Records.
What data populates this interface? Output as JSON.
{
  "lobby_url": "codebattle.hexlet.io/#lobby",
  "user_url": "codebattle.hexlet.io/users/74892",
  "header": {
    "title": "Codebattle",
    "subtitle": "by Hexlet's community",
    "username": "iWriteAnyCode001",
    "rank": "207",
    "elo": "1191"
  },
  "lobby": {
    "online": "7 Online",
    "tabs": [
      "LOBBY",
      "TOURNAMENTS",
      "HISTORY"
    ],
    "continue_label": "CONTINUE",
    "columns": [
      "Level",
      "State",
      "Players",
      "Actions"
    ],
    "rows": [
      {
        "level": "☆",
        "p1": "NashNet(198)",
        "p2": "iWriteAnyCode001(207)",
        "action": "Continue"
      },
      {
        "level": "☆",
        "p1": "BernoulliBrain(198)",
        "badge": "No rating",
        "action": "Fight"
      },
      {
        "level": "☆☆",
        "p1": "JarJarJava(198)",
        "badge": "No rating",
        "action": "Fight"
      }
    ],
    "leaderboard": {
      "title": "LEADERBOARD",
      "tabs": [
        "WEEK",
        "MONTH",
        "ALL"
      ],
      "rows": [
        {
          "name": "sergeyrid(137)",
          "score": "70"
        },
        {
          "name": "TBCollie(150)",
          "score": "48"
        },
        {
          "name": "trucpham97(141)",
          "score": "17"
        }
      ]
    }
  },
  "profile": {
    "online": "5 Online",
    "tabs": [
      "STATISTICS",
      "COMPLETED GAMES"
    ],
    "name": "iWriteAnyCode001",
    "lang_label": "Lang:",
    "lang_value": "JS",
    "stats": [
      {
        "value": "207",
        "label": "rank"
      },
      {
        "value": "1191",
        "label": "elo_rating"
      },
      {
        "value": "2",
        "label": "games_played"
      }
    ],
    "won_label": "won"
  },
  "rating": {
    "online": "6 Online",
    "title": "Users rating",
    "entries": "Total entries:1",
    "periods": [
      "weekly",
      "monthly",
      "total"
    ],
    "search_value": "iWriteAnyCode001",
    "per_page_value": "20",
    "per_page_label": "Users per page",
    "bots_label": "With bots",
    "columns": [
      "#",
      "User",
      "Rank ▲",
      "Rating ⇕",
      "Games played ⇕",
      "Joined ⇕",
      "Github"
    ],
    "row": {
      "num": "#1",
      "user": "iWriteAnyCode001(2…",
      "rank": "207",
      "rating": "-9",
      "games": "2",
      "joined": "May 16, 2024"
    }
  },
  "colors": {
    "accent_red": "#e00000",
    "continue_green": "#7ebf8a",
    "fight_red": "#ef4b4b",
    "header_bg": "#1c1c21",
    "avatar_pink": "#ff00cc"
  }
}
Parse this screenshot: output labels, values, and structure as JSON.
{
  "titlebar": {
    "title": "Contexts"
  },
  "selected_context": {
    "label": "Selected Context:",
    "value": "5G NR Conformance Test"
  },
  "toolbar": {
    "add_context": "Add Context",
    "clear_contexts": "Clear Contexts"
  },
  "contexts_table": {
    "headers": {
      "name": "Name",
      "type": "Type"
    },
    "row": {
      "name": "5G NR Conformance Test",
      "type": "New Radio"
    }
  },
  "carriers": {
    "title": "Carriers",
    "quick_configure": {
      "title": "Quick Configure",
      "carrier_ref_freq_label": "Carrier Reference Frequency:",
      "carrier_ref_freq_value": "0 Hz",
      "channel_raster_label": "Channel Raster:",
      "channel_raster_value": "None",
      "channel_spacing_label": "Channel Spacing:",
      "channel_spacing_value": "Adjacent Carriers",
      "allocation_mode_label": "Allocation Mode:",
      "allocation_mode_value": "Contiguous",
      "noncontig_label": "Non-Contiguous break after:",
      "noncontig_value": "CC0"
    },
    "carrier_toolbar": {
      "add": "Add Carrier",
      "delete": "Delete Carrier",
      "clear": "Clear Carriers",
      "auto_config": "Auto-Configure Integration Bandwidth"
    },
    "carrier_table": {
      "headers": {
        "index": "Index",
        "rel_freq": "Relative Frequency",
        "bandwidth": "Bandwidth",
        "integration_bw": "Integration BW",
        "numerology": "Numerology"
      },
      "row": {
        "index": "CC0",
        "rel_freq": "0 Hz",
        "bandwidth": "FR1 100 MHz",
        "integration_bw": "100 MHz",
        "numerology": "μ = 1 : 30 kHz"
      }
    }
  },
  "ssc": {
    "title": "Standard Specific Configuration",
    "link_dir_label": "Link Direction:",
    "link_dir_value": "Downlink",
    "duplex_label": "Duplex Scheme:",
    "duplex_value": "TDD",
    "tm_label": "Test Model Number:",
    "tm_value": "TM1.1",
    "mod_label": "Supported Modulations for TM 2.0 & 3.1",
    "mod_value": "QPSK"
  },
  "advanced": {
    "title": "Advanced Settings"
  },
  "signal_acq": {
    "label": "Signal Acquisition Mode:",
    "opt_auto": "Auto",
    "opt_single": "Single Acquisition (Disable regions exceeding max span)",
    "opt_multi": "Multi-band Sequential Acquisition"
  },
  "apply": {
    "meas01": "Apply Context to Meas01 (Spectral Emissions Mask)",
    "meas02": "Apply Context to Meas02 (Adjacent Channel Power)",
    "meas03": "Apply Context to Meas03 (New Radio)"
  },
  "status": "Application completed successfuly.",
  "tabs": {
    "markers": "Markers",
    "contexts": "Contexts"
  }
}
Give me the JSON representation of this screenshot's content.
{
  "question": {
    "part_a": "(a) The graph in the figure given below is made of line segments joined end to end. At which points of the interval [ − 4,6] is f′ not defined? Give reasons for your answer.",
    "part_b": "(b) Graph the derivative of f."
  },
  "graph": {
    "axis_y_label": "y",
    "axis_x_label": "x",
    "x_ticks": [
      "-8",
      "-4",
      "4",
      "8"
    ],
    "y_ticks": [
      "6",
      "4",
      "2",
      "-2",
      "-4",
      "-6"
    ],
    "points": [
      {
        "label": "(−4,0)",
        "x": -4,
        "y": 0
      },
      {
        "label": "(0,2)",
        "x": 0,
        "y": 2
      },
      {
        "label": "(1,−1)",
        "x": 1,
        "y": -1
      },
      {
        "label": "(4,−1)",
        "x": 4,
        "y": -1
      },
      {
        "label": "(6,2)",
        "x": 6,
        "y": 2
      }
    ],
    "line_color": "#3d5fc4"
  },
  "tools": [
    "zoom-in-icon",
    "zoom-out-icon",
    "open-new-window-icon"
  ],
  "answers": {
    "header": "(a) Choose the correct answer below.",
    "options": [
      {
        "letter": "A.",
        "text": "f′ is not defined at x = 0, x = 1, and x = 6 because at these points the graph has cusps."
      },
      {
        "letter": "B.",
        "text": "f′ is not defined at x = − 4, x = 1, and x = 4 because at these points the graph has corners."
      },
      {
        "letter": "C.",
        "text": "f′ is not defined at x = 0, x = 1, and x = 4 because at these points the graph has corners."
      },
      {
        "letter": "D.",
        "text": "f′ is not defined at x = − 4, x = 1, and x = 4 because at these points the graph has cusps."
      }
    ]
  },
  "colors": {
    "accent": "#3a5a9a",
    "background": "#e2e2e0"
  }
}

PROBLEM DESCRIPTION.
Transcribe all of the lines in the records precisely.

EXERCISE ANSWER.
What data populates this interface? Output as JSON.
{
  "lobby_url": "codebattle.hexlet.io/#lobby",
  "user_url": "codebattle.hexlet.io/users/74892",
  "header": {
    "title": "Codebattle",
    "subtitle": "by Hexlet's community",
    "username": "iWriteAnyCode001",
    "rank": "207",
    "elo": "1191"
  },
  "lobby": {
    "online": "7 Online",
    "tabs": [
      "LOBBY",
      "TOURNAMENTS",
      "HISTORY"
    ],
    "continue_label": "CONTINUE",
    "columns": [
      "Level",
      "State",
      "Players",
      "Actions"
    ],
    "rows": [
      {
        "level": "☆",
        "p1": "NashNet(198)",
        "p2": "iWriteAnyCode001(207)",
        "action": "Continue"
      },
      {
        "level": "☆",
        "p1": "BernoulliBrain(198)",
        "badge": "No rating",
        "action": "Fight"
      },
      {
        "level": "☆☆",
        "p1": "JarJarJava(198)",
        "badge": "No rating",
        "action": "Fight"
      }
    ],
    "leaderboard": {
      "title": "LEADERBOARD",
      "tabs": [
        "WEEK",
        "MONTH",
        "ALL"
      ],
      "rows": [
        {
          "name": "sergeyrid(137)",
          "score": "70"
        },
        {
          "name": "TBCollie(150)",
          "score": "48"
        },
        {
          "name": "trucpham97(141)",
          "score": "17"
        }
      ]
    }
  },
  "profile": {
    "online": "5 Online",
    "tabs": [
      "STATISTICS",
      "COMPLETED GAMES"
    ],
    "name": "iWriteAnyCode001",
    "lang_label": "Lang:",
    "lang_value": "JS",
    "stats": [
      {
        "value": "207",
        "label": "rank"
      },
      {
        "value": "1191",
        "label": "elo_rating"
      },
      {
        "value": "2",
        "label": "games_played"
      }
    ],
    "won_label": "won"
  },
  "rating": {
    "online": "6 Online",
    "title": "Users rating",
    "entries": "Total entries:1",
    "periods": [
      "weekly",
      "monthly",
      "total"
    ],
    "search_value": "iWriteAnyCode001",
    "per_page_value": "20",
    "per_page_label": "Users per page",
    "bots_label": "With bots",
    "columns": [
      "#",
      "User",
      "Rank ▲",
      "Rating ⇕",
      "Games played ⇕",
      "Joined ⇕",
      "Github"
    ],
    "row": {
      "num": "#1",
      "user": "iWriteAnyCode001(2…",
      "rank": "207",
      "rating": "-9",
      "games": "2",
      "joined": "May 16, 2024"
    }
  },
  "colors": {
    "accent_red": "#e00000",
    "continue_green": "#7ebf8a",
    "fight_red": "#ef4b4b",
    "header_bg": "#1c1c21",
    "avatar_pink": "#ff00cc"
  }
}
Parse this screenshot: output labels, values, and structure as JSON.
{
  "titlebar": {
    "title": "Contexts"
  },
  "selected_context": {
    "label": "Selected Context:",
    "value": "5G NR Conformance Test"
  },
  "toolbar": {
    "add_context": "Add Context",
    "clear_contexts": "Clear Contexts"
  },
  "contexts_table": {
    "headers": {
      "name": "Name",
      "type": "Type"
    },
    "row": {
      "name": "5G NR Conformance Test",
      "type": "New Radio"
    }
  },
  "carriers": {
    "title": "Carriers",
    "quick_configure": {
      "title": "Quick Configure",
      "carrier_ref_freq_label": "Carrier Reference Frequency:",
      "carrier_ref_freq_value": "0 Hz",
      "channel_raster_label": "Channel Raster:",
      "channel_raster_value": "None",
      "channel_spacing_label": "Channel Spacing:",
      "channel_spacing_value": "Adjacent Carriers",
      "allocation_mode_label": "Allocation Mode:",
      "allocation_mode_value": "Contiguous",
      "noncontig_label": "Non-Contiguous break after:",
      "noncontig_value": "CC0"
    },
    "carrier_toolbar": {
      "add": "Add Carrier",
      "delete": "Delete Carrier",
      "clear": "Clear Carriers",
      "auto_config": "Auto-Configure Integration Bandwidth"
    },
    "carrier_table": {
      "headers": {
        "index": "Index",
        "rel_freq": "Relative Frequency",
        "bandwidth": "Bandwidth",
        "integration_bw": "Integration BW",
        "numerology": "Numerology"
      },
      "row": {
        "index": "CC0",
        "rel_freq": "0 Hz",
        "bandwidth": "FR1 100 MHz",
        "integration_bw": "100 MHz",
        "numerology": "μ = 1 : 30 kHz"
      }
    }
  },
  "ssc": {
    "title": "Standard Specific Configuration",
    "link_dir_label": "Link Direction:",
    "link_dir_value": "Downlink",
    "duplex_label": "Duplex Scheme:",
    "duplex_value": "TDD",
    "tm_label": "Test Model Number:",
    "tm_value": "TM1.1",
    "mod_label": "Supported Modulations for TM 2.0 & 3.1",
    "mod_value": "QPSK"
  },
  "advanced": {
    "title": "Advanced Settings"
  },
  "signal_acq": {
    "label": "Signal Acquisition Mode:",
    "opt_auto": "Auto",
    "opt_single": "Single Acquisition (Disable regions exceeding max span)",
    "opt_multi": "Multi-band Sequential Acquisition"
  },
  "apply": {
    "meas01": "Apply Context to Meas01 (Spectral Emissions Mask)",
    "meas02": "Apply Context to Meas02 (Adjacent Channel Power)",
    "meas03": "Apply Context to Meas03 (New Radio)"
  },
  "status": "Application completed successfuly.",
  "tabs": {
    "markers": "Markers",
    "contexts": "Contexts"
  }
}
Give me the JSON representation of this screenshot's content.
{
  "question": {
    "part_a": "(a) The graph in the figure given below is made of line segments joined end to end. At which points of the interval [ − 4,6] is f′ not defined? Give reasons for your answer.",
    "part_b": "(b) Graph the derivative of f."
  },
  "graph": {
    "axis_y_label": "y",
    "axis_x_label": "x",
    "x_ticks": [
      "-8",
      "-4",
      "4",
      "8"
    ],
    "y_ticks": [
      "6",
      "4",
      "2",
      "-2",
      "-4",
      "-6"
    ],
    "points": [
      {
        "label": "(−4,0)",
        "x": -4,
        "y": 0
      },
      {
        "label": "(0,2)",
        "x": 0,
        "y": 2
      },
      {
        "label": "(1,−1)",
        "x": 1,
        "y": -1
      },
      {
        "label": "(4,−1)",
        "x": 4,
        "y": -1
      },
      {
        "label": "(6,2)",
        "x": 6,
        "y": 2
      }
    ],
    "line_color": "#3d5fc4"
  },
  "tools": [
    "zoom-in-icon",
    "zoom-out-icon",
    "open-new-window-icon"
  ],
  "answers": {
    "header": "(a) Choose the correct answer below.",
    "options": [
      {
        "letter": "A.",
        "text": "f′ is not defined at x = 0, x = 1, and x = 6 because at these points the graph has cusps."
      },
      {
        "letter": "B.",
        "text": "f′ is not defined at x = − 4, x = 1, and x = 4 because at these points the graph has corners."
      },
      {
        "letter": "C.",
        "text": "f′ is not defined at x = 0, x = 1, and x = 4 because at these points the graph has corners."
      },
      {
        "letter": "D.",
        "text": "f′ is not defined at x = − 4, x = 1, and x = 4 because at these points the graph has cusps."
      }
    ]
  },
  "colors": {
    "accent": "#3a5a9a",
    "background": "#e2e2e0"
  }
}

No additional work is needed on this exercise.